__Dataset extract__
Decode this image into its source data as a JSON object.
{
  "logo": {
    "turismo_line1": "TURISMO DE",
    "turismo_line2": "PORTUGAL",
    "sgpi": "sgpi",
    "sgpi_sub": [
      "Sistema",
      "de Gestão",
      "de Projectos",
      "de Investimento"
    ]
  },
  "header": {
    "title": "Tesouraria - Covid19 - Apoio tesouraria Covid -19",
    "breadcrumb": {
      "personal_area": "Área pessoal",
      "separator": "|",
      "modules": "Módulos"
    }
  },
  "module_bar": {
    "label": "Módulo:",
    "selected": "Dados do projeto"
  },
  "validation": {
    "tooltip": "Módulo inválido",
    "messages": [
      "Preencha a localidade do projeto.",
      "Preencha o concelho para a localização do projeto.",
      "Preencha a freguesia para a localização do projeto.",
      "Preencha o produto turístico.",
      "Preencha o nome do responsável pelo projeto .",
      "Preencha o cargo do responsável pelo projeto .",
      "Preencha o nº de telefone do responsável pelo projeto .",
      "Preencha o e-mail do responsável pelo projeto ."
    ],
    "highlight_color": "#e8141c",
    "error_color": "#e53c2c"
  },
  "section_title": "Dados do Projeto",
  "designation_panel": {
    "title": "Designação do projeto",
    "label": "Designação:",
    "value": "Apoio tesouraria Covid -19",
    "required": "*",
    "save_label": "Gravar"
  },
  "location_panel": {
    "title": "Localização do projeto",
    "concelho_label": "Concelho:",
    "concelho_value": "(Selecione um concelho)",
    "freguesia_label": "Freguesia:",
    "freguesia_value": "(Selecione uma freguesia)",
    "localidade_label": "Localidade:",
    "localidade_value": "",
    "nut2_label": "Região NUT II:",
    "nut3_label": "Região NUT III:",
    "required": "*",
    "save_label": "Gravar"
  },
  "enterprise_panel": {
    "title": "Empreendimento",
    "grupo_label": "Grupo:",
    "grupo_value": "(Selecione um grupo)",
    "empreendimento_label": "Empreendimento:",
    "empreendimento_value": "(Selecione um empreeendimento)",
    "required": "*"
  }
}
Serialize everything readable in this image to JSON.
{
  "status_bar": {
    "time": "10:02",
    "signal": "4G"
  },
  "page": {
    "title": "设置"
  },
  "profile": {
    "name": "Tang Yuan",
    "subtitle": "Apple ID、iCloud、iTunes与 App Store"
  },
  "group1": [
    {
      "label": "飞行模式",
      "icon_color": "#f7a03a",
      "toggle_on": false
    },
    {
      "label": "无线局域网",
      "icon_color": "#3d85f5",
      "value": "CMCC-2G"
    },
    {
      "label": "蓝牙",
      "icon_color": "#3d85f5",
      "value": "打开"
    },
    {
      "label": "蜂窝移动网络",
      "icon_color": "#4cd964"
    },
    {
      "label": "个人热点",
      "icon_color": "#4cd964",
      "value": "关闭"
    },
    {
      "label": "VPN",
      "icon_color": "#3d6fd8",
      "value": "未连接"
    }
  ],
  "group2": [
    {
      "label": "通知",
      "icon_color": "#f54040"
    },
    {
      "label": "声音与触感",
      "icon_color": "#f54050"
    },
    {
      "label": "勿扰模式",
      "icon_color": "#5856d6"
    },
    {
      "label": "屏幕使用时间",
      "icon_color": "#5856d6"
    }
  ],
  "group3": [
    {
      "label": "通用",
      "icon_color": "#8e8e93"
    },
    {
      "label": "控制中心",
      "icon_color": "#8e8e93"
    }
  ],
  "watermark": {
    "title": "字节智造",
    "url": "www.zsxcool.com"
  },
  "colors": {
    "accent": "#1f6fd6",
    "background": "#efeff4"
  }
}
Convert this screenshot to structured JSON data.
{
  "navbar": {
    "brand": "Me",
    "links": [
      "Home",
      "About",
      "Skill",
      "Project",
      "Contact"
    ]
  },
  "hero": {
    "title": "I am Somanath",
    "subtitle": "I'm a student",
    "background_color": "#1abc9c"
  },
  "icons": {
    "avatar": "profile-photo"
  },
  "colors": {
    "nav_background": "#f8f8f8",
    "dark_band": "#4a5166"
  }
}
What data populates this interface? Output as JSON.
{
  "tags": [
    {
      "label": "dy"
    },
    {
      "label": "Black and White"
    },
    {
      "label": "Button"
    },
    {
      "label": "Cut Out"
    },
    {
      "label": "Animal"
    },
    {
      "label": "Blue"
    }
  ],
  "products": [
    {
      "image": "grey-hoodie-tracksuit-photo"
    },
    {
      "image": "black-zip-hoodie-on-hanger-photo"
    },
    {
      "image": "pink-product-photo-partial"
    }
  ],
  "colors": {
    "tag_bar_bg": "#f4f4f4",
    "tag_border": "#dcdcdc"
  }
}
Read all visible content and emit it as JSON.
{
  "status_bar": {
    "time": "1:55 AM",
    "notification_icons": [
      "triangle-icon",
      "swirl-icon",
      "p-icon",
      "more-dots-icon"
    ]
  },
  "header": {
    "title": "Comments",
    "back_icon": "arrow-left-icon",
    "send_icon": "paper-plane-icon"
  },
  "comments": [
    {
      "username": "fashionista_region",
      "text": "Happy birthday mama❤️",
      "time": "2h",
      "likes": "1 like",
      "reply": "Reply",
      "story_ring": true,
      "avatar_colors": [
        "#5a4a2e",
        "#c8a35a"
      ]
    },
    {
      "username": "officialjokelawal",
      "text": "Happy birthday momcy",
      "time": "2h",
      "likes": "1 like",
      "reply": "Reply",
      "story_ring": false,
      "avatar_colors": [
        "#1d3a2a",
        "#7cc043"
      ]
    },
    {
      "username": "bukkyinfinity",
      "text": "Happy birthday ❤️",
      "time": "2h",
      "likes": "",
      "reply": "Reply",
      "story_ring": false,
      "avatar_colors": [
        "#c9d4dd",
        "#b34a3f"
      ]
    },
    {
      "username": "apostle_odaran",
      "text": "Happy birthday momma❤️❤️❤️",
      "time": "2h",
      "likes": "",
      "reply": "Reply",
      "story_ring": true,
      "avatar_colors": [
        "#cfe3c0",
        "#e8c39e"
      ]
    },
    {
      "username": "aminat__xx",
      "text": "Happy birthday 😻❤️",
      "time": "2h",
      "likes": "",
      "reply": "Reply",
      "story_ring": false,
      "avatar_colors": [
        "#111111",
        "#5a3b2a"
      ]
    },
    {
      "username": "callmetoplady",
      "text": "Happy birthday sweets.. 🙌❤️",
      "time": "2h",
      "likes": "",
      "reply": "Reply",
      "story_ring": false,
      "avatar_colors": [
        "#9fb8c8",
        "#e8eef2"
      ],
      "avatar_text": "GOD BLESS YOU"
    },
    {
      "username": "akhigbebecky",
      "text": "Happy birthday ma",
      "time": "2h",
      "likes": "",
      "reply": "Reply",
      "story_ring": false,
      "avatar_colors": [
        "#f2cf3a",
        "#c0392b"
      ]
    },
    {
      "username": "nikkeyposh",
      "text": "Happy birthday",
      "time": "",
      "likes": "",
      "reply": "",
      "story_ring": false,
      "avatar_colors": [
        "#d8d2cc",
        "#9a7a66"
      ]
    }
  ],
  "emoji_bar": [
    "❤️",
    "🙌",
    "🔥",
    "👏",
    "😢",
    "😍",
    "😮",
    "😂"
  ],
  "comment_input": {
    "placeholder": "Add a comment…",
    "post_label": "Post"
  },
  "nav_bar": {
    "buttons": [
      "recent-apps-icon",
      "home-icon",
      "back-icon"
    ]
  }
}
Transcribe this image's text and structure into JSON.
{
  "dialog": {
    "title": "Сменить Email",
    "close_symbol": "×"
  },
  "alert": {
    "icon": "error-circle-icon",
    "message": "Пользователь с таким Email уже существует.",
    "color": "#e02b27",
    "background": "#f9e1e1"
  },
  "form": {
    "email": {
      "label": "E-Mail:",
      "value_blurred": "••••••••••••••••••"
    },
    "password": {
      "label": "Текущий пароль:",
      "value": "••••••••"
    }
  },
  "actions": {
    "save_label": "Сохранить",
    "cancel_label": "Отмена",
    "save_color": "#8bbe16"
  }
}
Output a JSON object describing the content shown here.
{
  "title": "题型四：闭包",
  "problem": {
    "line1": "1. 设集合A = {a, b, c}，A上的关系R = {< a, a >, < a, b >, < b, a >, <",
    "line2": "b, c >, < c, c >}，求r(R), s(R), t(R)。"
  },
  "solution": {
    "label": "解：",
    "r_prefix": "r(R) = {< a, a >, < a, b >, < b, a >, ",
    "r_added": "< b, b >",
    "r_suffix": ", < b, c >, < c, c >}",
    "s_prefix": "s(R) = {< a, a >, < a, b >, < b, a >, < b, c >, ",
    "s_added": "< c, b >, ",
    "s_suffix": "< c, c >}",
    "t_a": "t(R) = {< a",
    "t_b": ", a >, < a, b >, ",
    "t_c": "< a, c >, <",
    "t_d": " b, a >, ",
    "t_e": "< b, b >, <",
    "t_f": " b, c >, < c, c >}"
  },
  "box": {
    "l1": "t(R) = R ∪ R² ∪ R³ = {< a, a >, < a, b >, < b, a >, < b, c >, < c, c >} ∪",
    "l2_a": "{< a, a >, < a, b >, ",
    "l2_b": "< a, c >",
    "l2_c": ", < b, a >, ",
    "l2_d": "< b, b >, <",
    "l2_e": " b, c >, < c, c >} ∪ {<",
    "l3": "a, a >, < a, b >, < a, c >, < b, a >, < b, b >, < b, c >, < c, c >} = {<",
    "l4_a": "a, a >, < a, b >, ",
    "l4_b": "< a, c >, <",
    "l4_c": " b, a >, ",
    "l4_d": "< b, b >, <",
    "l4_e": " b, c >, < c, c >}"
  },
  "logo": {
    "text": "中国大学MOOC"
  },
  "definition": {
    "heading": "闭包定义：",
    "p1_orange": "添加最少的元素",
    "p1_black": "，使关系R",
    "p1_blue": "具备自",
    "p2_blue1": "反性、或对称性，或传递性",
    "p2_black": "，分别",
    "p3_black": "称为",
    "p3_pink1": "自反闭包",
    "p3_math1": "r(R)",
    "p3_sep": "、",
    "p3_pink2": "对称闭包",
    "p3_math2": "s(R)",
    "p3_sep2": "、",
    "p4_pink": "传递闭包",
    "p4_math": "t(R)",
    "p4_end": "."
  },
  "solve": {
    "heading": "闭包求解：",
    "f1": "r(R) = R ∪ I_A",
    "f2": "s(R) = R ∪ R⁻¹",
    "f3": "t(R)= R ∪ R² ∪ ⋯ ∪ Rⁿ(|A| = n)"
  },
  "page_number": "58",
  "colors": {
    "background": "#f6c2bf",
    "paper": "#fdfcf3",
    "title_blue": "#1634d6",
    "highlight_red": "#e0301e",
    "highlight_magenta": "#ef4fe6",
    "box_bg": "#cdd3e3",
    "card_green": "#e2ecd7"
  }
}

__Stated exercise__
Using the records above, pull out each line where the word "Preencha" occurs.

__Exercise output__
      "Preencha a localidade do projeto.",
      "Preencha o concelho para a localização do projeto.",
      "Preencha a freguesia para a localização do projeto.",
      "Preencha o produto turístico.",
      "Preencha o nome do responsável pelo projeto .",
      "Preencha o cargo do responsável pelo projeto .",
      "Preencha o nº de telefone do responsável pelo projeto .",
      "Preencha o e-mail do responsável pelo projeto ."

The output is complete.